GOAL => All of the entries must be reproduced exactly, with no images carried over.

INFORMATION SHOWN =>
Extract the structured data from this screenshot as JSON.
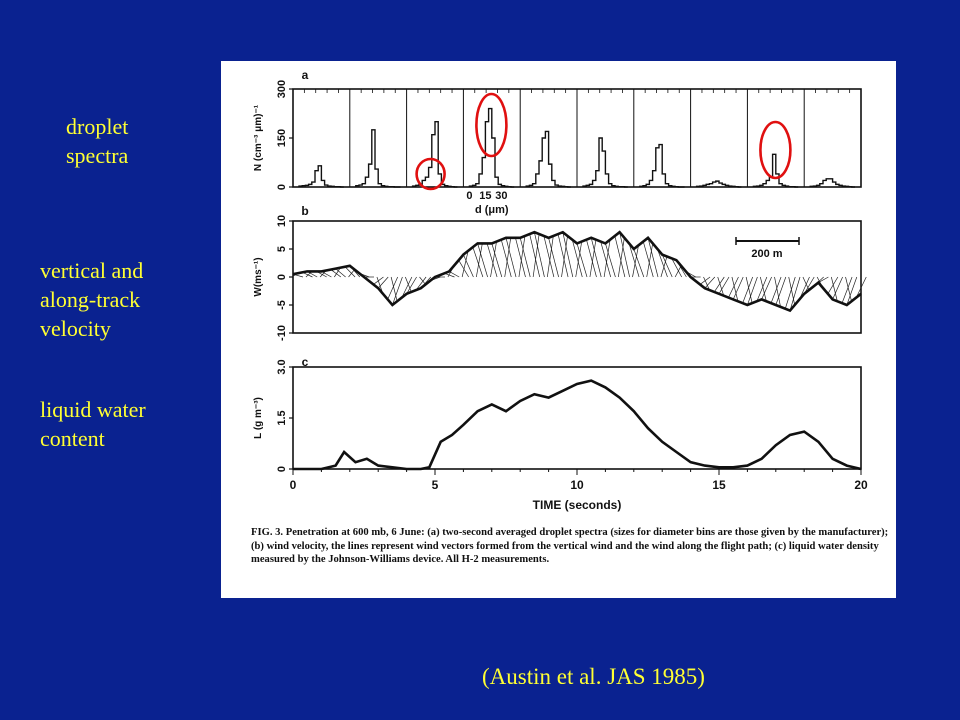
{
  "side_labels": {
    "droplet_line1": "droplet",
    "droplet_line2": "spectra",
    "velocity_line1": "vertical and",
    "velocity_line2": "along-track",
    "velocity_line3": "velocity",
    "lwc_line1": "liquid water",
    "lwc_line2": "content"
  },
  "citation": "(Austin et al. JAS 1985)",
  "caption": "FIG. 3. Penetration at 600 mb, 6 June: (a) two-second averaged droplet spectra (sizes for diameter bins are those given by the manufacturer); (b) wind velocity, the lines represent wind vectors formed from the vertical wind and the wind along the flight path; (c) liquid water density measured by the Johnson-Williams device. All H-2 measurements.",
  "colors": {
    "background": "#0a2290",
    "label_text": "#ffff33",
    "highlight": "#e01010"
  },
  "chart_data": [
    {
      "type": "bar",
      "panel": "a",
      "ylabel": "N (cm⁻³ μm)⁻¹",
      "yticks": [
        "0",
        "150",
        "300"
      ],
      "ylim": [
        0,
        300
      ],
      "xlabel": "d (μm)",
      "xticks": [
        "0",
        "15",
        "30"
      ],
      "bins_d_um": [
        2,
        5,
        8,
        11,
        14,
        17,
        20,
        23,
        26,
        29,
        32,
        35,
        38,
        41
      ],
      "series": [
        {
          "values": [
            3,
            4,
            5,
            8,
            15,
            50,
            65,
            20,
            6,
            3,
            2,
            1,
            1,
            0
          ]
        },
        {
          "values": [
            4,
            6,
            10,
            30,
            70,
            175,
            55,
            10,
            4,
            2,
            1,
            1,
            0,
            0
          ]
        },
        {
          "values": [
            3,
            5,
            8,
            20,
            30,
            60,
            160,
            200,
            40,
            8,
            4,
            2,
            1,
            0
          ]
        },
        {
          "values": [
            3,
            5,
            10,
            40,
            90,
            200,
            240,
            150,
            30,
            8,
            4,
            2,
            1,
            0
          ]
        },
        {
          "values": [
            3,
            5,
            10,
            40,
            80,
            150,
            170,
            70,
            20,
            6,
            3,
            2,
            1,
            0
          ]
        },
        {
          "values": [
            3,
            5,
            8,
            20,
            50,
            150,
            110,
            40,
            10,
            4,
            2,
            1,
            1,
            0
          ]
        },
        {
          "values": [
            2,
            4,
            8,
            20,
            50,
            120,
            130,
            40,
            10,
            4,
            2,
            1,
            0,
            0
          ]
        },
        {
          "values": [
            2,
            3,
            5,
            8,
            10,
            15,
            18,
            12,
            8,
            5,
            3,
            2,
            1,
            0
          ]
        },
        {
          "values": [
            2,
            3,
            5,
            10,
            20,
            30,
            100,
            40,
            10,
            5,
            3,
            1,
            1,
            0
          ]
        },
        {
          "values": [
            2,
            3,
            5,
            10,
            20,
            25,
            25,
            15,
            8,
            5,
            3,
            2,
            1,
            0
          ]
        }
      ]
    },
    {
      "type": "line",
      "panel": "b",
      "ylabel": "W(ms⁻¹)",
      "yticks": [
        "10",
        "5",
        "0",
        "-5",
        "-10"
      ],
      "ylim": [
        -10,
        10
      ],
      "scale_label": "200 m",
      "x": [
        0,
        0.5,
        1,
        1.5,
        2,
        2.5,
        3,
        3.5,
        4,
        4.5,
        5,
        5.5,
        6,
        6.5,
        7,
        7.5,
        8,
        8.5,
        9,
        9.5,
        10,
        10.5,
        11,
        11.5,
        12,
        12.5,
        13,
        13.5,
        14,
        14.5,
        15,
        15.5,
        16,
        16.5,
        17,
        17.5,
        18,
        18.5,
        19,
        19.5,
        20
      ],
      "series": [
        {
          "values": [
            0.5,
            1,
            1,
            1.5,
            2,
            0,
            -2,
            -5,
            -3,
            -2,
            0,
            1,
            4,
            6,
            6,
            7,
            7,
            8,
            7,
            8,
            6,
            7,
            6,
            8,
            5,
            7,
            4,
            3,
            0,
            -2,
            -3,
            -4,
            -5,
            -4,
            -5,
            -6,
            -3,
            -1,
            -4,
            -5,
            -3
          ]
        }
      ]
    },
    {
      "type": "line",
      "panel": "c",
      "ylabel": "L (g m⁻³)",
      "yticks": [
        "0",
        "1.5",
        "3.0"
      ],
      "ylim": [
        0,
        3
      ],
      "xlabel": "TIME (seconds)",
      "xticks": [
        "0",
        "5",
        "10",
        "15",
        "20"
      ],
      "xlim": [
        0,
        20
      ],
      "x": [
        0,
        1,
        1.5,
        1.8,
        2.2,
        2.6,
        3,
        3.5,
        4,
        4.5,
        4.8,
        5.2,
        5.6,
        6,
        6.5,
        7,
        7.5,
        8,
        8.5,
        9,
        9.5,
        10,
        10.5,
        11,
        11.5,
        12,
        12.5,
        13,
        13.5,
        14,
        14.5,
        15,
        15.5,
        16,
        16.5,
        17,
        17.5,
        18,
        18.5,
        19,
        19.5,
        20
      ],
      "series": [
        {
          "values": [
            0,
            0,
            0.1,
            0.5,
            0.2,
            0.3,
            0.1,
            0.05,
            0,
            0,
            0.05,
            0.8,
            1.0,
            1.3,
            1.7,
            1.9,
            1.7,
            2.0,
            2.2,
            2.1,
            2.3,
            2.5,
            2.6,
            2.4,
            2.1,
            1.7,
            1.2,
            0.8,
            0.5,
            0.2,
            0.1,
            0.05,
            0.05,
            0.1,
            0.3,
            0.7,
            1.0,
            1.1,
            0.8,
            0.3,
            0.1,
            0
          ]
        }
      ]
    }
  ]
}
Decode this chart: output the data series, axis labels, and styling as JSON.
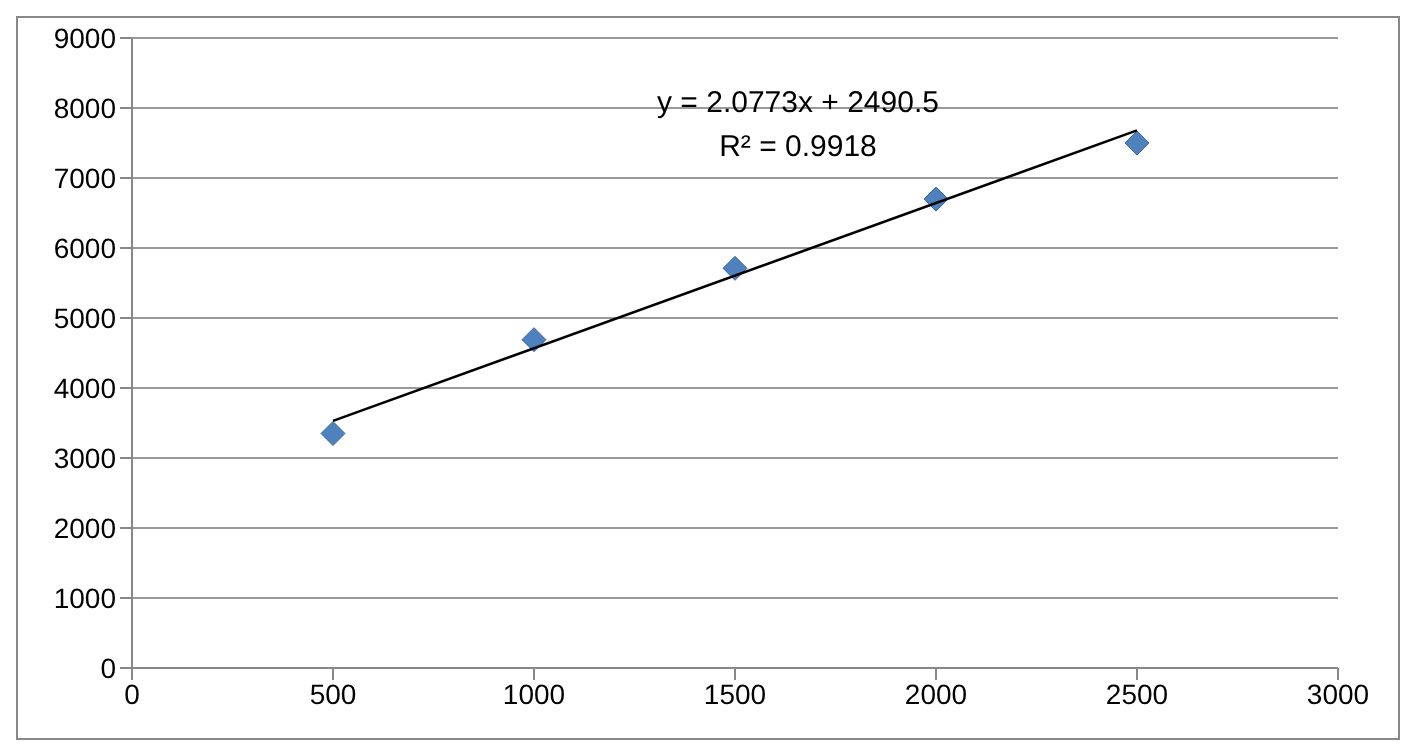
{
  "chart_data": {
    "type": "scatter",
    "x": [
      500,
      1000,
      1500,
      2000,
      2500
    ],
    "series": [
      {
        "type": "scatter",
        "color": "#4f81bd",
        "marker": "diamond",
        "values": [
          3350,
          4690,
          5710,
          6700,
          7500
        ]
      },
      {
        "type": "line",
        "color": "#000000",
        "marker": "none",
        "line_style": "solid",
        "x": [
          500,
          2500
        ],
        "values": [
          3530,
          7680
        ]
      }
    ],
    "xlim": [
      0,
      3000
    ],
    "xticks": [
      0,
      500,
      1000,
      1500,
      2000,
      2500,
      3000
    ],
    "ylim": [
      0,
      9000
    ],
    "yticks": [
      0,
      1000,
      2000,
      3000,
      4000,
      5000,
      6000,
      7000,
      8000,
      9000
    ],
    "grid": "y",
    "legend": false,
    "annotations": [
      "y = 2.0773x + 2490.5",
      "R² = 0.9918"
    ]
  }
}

WRITTEN SOLUTION =>
Extract the structured data from this screenshot as JSON.
{
  "side_labels": {
    "droplet_line1": "droplet",
    "droplet_line2": "spectra",
    "velocity_line1": "vertical and",
    "velocity_line2": "along-track",
    "velocity_line3": "velocity",
    "lwc_line1": "liquid water",
    "lwc_line2": "content"
  },
  "citation": "(Austin et al. JAS 1985)",
  "caption": "FIG. 3. Penetration at 600 mb, 6 June: (a) two-second averaged droplet spectra (sizes for diameter bins are those given by the manufacturer); (b) wind velocity, the lines represent wind vectors formed from the vertical wind and the wind along the flight path; (c) liquid water density measured by the Johnson-Williams device. All H-2 measurements.",
  "colors": {
    "background": "#0a2290",
    "label_text": "#ffff33",
    "highlight": "#e01010"
  },
  "chart_data": [
    {
      "type": "bar",
      "panel": "a",
      "ylabel": "N (cm⁻³ μm)⁻¹",
      "yticks": [
        "0",
        "150",
        "300"
      ],
      "ylim": [
        0,
        300
      ],
      "xlabel": "d (μm)",
      "xticks": [
        "0",
        "15",
        "30"
      ],
      "bins_d_um": [
        2,
        5,
        8,
        11,
        14,
        17,
        20,
        23,
        26,
        29,
        32,
        35,
        38,
        41
      ],
      "series": [
        {
          "values": [
            3,
            4,
            5,
            8,
            15,
            50,
            65,
            20,
            6,
            3,
            2,
            1,
            1,
            0
          ]
        },
        {
          "values": [
            4,
            6,
            10,
            30,
            70,
            175,
            55,
            10,
            4,
            2,
            1,
            1,
            0,
            0
          ]
        },
        {
          "values": [
            3,
            5,
            8,
            20,
            30,
            60,
            160,
            200,
            40,
            8,
            4,
            2,
            1,
            0
          ]
        },
        {
          "values": [
            3,
            5,
            10,
            40,
            90,
            200,
            240,
            150,
            30,
            8,
            4,
            2,
            1,
            0
          ]
        },
        {
          "values": [
            3,
            5,
            10,
            40,
            80,
            150,
            170,
            70,
            20,
            6,
            3,
            2,
            1,
            0
          ]
        },
        {
          "values": [
            3,
            5,
            8,
            20,
            50,
            150,
            110,
            40,
            10,
            4,
            2,
            1,
            1,
            0
          ]
        },
        {
          "values": [
            2,
            4,
            8,
            20,
            50,
            120,
            130,
            40,
            10,
            4,
            2,
            1,
            0,
            0
          ]
        },
        {
          "values": [
            2,
            3,
            5,
            8,
            10,
            15,
            18,
            12,
            8,
            5,
            3,
            2,
            1,
            0
          ]
        },
        {
          "values": [
            2,
            3,
            5,
            10,
            20,
            30,
            100,
            40,
            10,
            5,
            3,
            1,
            1,
            0
          ]
        },
        {
          "values": [
            2,
            3,
            5,
            10,
            20,
            25,
            25,
            15,
            8,
            5,
            3,
            2,
            1,
            0
          ]
        }
      ]
    },
    {
      "type": "line",
      "panel": "b",
      "ylabel": "W(ms⁻¹)",
      "yticks": [
        "10",
        "5",
        "0",
        "-5",
        "-10"
      ],
      "ylim": [
        -10,
        10
      ],
      "scale_label": "200 m",
      "x": [
        0,
        0.5,
        1,
        1.5,
        2,
        2.5,
        3,
        3.5,
        4,
        4.5,
        5,
        5.5,
        6,
        6.5,
        7,
        7.5,
        8,
        8.5,
        9,
        9.5,
        10,
        10.5,
        11,
        11.5,
        12,
        12.5,
        13,
        13.5,
        14,
        14.5,
        15,
        15.5,
        16,
        16.5,
        17,
        17.5,
        18,
        18.5,
        19,
        19.5,
        20
      ],
      "series": [
        {
          "values": [
            0.5,
            1,
            1,
            1.5,
            2,
            0,
            -2,
            -5,
            -3,
            -2,
            0,
            1,
            4,
            6,
            6,
            7,
            7,
            8,
            7,
            8,
            6,
            7,
            6,
            8,
            5,
            7,
            4,
            3,
            0,
            -2,
            -3,
            -4,
            -5,
            -4,
            -5,
            -6,
            -3,
            -1,
            -4,
            -5,
            -3
          ]
        }
      ]
    },
    {
      "type": "line",
      "panel": "c",
      "ylabel": "L (g m⁻³)",
      "yticks": [
        "0",
        "1.5",
        "3.0"
      ],
      "ylim": [
        0,
        3
      ],
      "xlabel": "TIME (seconds)",
      "xticks": [
        "0",
        "5",
        "10",
        "15",
        "20"
      ],
      "xlim": [
        0,
        20
      ],
      "x": [
        0,
        1,
        1.5,
        1.8,
        2.2,
        2.6,
        3,
        3.5,
        4,
        4.5,
        4.8,
        5.2,
        5.6,
        6,
        6.5,
        7,
        7.5,
        8,
        8.5,
        9,
        9.5,
        10,
        10.5,
        11,
        11.5,
        12,
        12.5,
        13,
        13.5,
        14,
        14.5,
        15,
        15.5,
        16,
        16.5,
        17,
        17.5,
        18,
        18.5,
        19,
        19.5,
        20
      ],
      "series": [
        {
          "values": [
            0,
            0,
            0.1,
            0.5,
            0.2,
            0.3,
            0.1,
            0.05,
            0,
            0,
            0.05,
            0.8,
            1.0,
            1.3,
            1.7,
            1.9,
            1.7,
            2.0,
            2.2,
            2.1,
            2.3,
            2.5,
            2.6,
            2.4,
            2.1,
            1.7,
            1.2,
            0.8,
            0.5,
            0.2,
            0.1,
            0.05,
            0.05,
            0.1,
            0.3,
            0.7,
            1.0,
            1.1,
            0.8,
            0.3,
            0.1,
            0
          ]
        }
      ]
    }
  ]
}
Decode this chart: output the data series, axis labels, and styling as JSON.
{
  "chart_data": {
    "type": "scatter",
    "x": [
      500,
      1000,
      1500,
      2000,
      2500
    ],
    "series": [
      {
        "type": "scatter",
        "color": "#4f81bd",
        "marker": "diamond",
        "values": [
          3350,
          4690,
          5710,
          6700,
          7500
        ]
      },
      {
        "type": "line",
        "color": "#000000",
        "marker": "none",
        "line_style": "solid",
        "x": [
          500,
          2500
        ],
        "values": [
          3530,
          7680
        ]
      }
    ],
    "xlim": [
      0,
      3000
    ],
    "xticks": [
      0,
      500,
      1000,
      1500,
      2000,
      2500,
      3000
    ],
    "ylim": [
      0,
      9000
    ],
    "yticks": [
      0,
      1000,
      2000,
      3000,
      4000,
      5000,
      6000,
      7000,
      8000,
      9000
    ],
    "grid": "y",
    "legend": false,
    "annotations": [
      "y = 2.0773x + 2490.5",
      "R² = 0.9918"
    ]
  }
}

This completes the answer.